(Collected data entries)
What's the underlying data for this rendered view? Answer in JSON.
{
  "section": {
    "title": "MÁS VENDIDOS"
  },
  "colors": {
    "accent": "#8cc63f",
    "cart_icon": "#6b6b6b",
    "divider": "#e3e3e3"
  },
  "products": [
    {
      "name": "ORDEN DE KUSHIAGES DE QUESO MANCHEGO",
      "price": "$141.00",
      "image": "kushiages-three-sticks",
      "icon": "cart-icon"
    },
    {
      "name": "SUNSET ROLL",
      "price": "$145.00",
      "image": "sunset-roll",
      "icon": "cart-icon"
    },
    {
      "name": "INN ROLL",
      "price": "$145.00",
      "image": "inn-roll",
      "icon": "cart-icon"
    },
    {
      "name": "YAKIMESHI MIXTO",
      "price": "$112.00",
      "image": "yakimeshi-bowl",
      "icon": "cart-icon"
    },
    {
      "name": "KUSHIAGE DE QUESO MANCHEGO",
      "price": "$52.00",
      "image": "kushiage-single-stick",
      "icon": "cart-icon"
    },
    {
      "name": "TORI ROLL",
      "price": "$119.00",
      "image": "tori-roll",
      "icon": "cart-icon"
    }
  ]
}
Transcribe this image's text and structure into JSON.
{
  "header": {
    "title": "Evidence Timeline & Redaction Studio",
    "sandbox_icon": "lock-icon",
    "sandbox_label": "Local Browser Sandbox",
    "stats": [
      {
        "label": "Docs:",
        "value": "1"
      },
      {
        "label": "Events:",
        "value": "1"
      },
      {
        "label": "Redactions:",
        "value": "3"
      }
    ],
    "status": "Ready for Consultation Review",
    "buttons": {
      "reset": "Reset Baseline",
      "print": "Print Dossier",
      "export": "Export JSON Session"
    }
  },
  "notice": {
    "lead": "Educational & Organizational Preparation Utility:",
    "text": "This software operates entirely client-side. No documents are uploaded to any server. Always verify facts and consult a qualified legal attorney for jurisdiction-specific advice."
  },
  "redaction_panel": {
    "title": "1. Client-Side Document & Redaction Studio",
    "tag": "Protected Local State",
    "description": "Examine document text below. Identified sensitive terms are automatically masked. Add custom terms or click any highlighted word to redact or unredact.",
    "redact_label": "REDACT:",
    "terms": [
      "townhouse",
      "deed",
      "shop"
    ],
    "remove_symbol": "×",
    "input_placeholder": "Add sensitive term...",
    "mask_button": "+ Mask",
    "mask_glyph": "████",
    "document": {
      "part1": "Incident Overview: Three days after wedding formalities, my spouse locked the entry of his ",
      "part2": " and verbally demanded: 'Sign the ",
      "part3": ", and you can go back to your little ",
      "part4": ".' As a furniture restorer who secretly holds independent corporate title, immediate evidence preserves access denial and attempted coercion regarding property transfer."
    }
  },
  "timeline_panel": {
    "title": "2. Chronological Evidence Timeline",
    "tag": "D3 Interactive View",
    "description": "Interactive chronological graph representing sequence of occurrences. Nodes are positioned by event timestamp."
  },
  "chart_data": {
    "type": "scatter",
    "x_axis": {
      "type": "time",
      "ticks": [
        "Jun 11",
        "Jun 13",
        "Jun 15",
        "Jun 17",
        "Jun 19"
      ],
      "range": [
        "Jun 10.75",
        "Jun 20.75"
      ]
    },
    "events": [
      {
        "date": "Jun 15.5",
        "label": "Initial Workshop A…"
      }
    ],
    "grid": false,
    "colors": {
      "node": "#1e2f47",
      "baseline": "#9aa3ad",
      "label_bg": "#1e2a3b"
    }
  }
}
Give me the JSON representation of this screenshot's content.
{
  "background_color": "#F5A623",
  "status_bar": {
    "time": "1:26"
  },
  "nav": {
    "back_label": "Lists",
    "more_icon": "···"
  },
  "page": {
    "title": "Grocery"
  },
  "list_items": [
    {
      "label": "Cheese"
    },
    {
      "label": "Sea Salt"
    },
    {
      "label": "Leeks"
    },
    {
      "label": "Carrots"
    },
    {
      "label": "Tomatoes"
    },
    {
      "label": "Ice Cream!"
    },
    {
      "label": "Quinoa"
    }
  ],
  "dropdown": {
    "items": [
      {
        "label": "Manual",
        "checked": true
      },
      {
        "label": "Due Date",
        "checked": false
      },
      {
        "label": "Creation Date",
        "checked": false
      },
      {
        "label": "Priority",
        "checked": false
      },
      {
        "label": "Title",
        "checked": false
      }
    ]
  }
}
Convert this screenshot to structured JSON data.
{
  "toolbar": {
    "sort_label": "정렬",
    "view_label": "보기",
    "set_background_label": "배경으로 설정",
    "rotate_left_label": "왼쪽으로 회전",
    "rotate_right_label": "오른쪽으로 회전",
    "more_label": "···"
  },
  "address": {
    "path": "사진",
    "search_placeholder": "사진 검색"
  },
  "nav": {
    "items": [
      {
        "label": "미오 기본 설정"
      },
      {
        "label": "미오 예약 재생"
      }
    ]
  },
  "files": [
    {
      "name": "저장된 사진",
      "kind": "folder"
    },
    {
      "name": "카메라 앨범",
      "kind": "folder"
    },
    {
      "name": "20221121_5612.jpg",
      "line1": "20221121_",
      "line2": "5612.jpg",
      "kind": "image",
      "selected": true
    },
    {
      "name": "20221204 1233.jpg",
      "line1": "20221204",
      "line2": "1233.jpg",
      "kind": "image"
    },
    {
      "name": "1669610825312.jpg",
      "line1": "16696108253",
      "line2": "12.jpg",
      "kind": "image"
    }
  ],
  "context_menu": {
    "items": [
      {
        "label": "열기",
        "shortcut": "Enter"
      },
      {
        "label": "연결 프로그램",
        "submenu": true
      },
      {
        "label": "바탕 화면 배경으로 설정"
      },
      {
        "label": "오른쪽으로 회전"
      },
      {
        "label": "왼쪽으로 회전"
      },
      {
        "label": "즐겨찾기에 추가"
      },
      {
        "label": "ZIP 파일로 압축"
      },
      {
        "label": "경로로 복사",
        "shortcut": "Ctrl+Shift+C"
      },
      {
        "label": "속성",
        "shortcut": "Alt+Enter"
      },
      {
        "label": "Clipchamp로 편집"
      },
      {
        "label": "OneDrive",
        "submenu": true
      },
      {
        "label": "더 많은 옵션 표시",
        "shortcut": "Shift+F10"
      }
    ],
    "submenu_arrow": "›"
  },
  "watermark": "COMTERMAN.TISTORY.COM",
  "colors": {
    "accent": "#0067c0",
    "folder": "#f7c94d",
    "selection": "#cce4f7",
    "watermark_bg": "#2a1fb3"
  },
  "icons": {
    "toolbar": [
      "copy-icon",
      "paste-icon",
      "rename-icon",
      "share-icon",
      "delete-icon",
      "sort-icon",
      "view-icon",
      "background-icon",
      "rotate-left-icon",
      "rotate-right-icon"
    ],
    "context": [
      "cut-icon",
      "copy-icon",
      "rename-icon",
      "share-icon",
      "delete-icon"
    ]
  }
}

**Problem statement**:
From the records above, extract every line exactly as it stands.

**Solution to this exercise**:
What's the underlying data for this rendered view? Answer in JSON.
{
  "section": {
    "title": "MÁS VENDIDOS"
  },
  "colors": {
    "accent": "#8cc63f",
    "cart_icon": "#6b6b6b",
    "divider": "#e3e3e3"
  },
  "products": [
    {
      "name": "ORDEN DE KUSHIAGES DE QUESO MANCHEGO",
      "price": "$141.00",
      "image": "kushiages-three-sticks",
      "icon": "cart-icon"
    },
    {
      "name": "SUNSET ROLL",
      "price": "$145.00",
      "image": "sunset-roll",
      "icon": "cart-icon"
    },
    {
      "name": "INN ROLL",
      "price": "$145.00",
      "image": "inn-roll",
      "icon": "cart-icon"
    },
    {
      "name": "YAKIMESHI MIXTO",
      "price": "$112.00",
      "image": "yakimeshi-bowl",
      "icon": "cart-icon"
    },
    {
      "name": "KUSHIAGE DE QUESO MANCHEGO",
      "price": "$52.00",
      "image": "kushiage-single-stick",
      "icon": "cart-icon"
    },
    {
      "name": "TORI ROLL",
      "price": "$119.00",
      "image": "tori-roll",
      "icon": "cart-icon"
    }
  ]
}
Transcribe this image's text and structure into JSON.
{
  "header": {
    "title": "Evidence Timeline & Redaction Studio",
    "sandbox_icon": "lock-icon",
    "sandbox_label": "Local Browser Sandbox",
    "stats": [
      {
        "label": "Docs:",
        "value": "1"
      },
      {
        "label": "Events:",
        "value": "1"
      },
      {
        "label": "Redactions:",
        "value": "3"
      }
    ],
    "status": "Ready for Consultation Review",
    "buttons": {
      "reset": "Reset Baseline",
      "print": "Print Dossier",
      "export": "Export JSON Session"
    }
  },
  "notice": {
    "lead": "Educational & Organizational Preparation Utility:",
    "text": "This software operates entirely client-side. No documents are uploaded to any server. Always verify facts and consult a qualified legal attorney for jurisdiction-specific advice."
  },
  "redaction_panel": {
    "title": "1. Client-Side Document & Redaction Studio",
    "tag": "Protected Local State",
    "description": "Examine document text below. Identified sensitive terms are automatically masked. Add custom terms or click any highlighted word to redact or unredact.",
    "redact_label": "REDACT:",
    "terms": [
      "townhouse",
      "deed",
      "shop"
    ],
    "remove_symbol": "×",
    "input_placeholder": "Add sensitive term...",
    "mask_button": "+ Mask",
    "mask_glyph": "████",
    "document": {
      "part1": "Incident Overview: Three days after wedding formalities, my spouse locked the entry of his ",
      "part2": " and verbally demanded: 'Sign the ",
      "part3": ", and you can go back to your little ",
      "part4": ".' As a furniture restorer who secretly holds independent corporate title, immediate evidence preserves access denial and attempted coercion regarding property transfer."
    }
  },
  "timeline_panel": {
    "title": "2. Chronological Evidence Timeline",
    "tag": "D3 Interactive View",
    "description": "Interactive chronological graph representing sequence of occurrences. Nodes are positioned by event timestamp."
  },
  "chart_data": {
    "type": "scatter",
    "x_axis": {
      "type": "time",
      "ticks": [
        "Jun 11",
        "Jun 13",
        "Jun 15",
        "Jun 17",
        "Jun 19"
      ],
      "range": [
        "Jun 10.75",
        "Jun 20.75"
      ]
    },
    "events": [
      {
        "date": "Jun 15.5",
        "label": "Initial Workshop A…"
      }
    ],
    "grid": false,
    "colors": {
      "node": "#1e2f47",
      "baseline": "#9aa3ad",
      "label_bg": "#1e2a3b"
    }
  }
}
Give me the JSON representation of this screenshot's content.
{
  "background_color": "#F5A623",
  "status_bar": {
    "time": "1:26"
  },
  "nav": {
    "back_label": "Lists",
    "more_icon": "···"
  },
  "page": {
    "title": "Grocery"
  },
  "list_items": [
    {
      "label": "Cheese"
    },
    {
      "label": "Sea Salt"
    },
    {
      "label": "Leeks"
    },
    {
      "label": "Carrots"
    },
    {
      "label": "Tomatoes"
    },
    {
      "label": "Ice Cream!"
    },
    {
      "label": "Quinoa"
    }
  ],
  "dropdown": {
    "items": [
      {
        "label": "Manual",
        "checked": true
      },
      {
        "label": "Due Date",
        "checked": false
      },
      {
        "label": "Creation Date",
        "checked": false
      },
      {
        "label": "Priority",
        "checked": false
      },
      {
        "label": "Title",
        "checked": false
      }
    ]
  }
}
Convert this screenshot to structured JSON data.
{
  "toolbar": {
    "sort_label": "정렬",
    "view_label": "보기",
    "set_background_label": "배경으로 설정",
    "rotate_left_label": "왼쪽으로 회전",
    "rotate_right_label": "오른쪽으로 회전",
    "more_label": "···"
  },
  "address": {
    "path": "사진",
    "search_placeholder": "사진 검색"
  },
  "nav": {
    "items": [
      {
        "label": "미오 기본 설정"
      },
      {
        "label": "미오 예약 재생"
      }
    ]
  },
  "files": [
    {
      "name": "저장된 사진",
      "kind": "folder"
    },
    {
      "name": "카메라 앨범",
      "kind": "folder"
    },
    {
      "name": "20221121_5612.jpg",
      "line1": "20221121_",
      "line2": "5612.jpg",
      "kind": "image",
      "selected": true
    },
    {
      "name": "20221204 1233.jpg",
      "line1": "20221204",
      "line2": "1233.jpg",
      "kind": "image"
    },
    {
      "name": "1669610825312.jpg",
      "line1": "16696108253",
      "line2": "12.jpg",
      "kind": "image"
    }
  ],
  "context_menu": {
    "items": [
      {
        "label": "열기",
        "shortcut": "Enter"
      },
      {
        "label": "연결 프로그램",
        "submenu": true
      },
      {
        "label": "바탕 화면 배경으로 설정"
      },
      {
        "label": "오른쪽으로 회전"
      },
      {
        "label": "왼쪽으로 회전"
      },
      {
        "label": "즐겨찾기에 추가"
      },
      {
        "label": "ZIP 파일로 압축"
      },
      {
        "label": "경로로 복사",
        "shortcut": "Ctrl+Shift+C"
      },
      {
        "label": "속성",
        "shortcut": "Alt+Enter"
      },
      {
        "label": "Clipchamp로 편집"
      },
      {
        "label": "OneDrive",
        "submenu": true
      },
      {
        "label": "더 많은 옵션 표시",
        "shortcut": "Shift+F10"
      }
    ],
    "submenu_arrow": "›"
  },
  "watermark": "COMTERMAN.TISTORY.COM",
  "colors": {
    "accent": "#0067c0",
    "folder": "#f7c94d",
    "selection": "#cce4f7",
    "watermark_bg": "#2a1fb3"
  },
  "icons": {
    "toolbar": [
      "copy-icon",
      "paste-icon",
      "rename-icon",
      "share-icon",
      "delete-icon",
      "sort-icon",
      "view-icon",
      "background-icon",
      "rotate-left-icon",
      "rotate-right-icon"
    ],
    "context": [
      "cut-icon",
      "copy-icon",
      "rename-icon",
      "share-icon",
      "delete-icon"
    ]
  }
}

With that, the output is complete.